**DATASET CONTENT**
====================
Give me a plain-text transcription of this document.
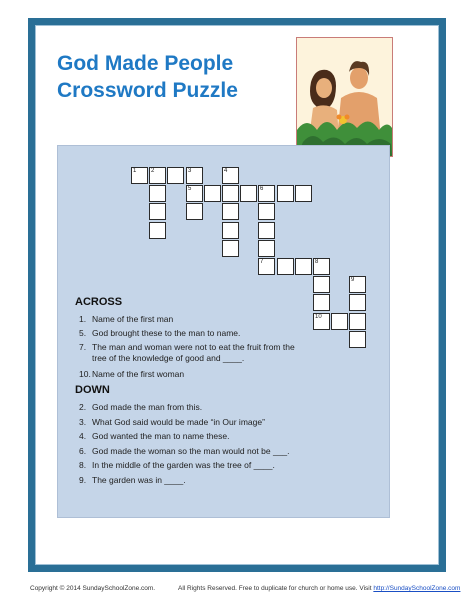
God Made People
Crossword Puzzle
1 2	3	4
5	6
7	8
10
9
ACROSS
1. Name of the first man
5. God brought these to the man to name.
7. The man and woman were not to eat the fruit from the tree of the knowledge of good and ____.
10. Name of the first woman
DOWN
2. God made the man from this.
3. What God said would be made “in Our image”
4. God wanted the man to name these.
6. God made the woman so the man would not be ___.
8. In the middle of the garden was the tree of ____.
9. The garden was in ____.
Copyright © 2014 SundaySchoolZone.com.	All Rights Reserved. Free to duplicate for church or home use. Visit http://SundaySchoolZone.com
====================
**WHAT TO WORK ON**
Restate the records word for word, omitting images.

**FINISHED EXERCISE**
Give me a plain-text transcription of this document.
God Made People
Crossword Puzzle
1 2	3	4
5	6
7	8
10
9
ACROSS
1. Name of the first man
5. God brought these to the man to name.
7. The man and woman were not to eat the fruit from the tree of the knowledge of good and ____.
10. Name of the first woman
DOWN
2. God made the man from this.
3. What God said would be made “in Our image”
4. God wanted the man to name these.
6. God made the woman so the man would not be ___.
8. In the middle of the garden was the tree of ____.
9. The garden was in ____.
Copyright © 2014 SundaySchoolZone.com.	All Rights Reserved. Free to duplicate for church or home use. Visit http://SundaySchoolZone.com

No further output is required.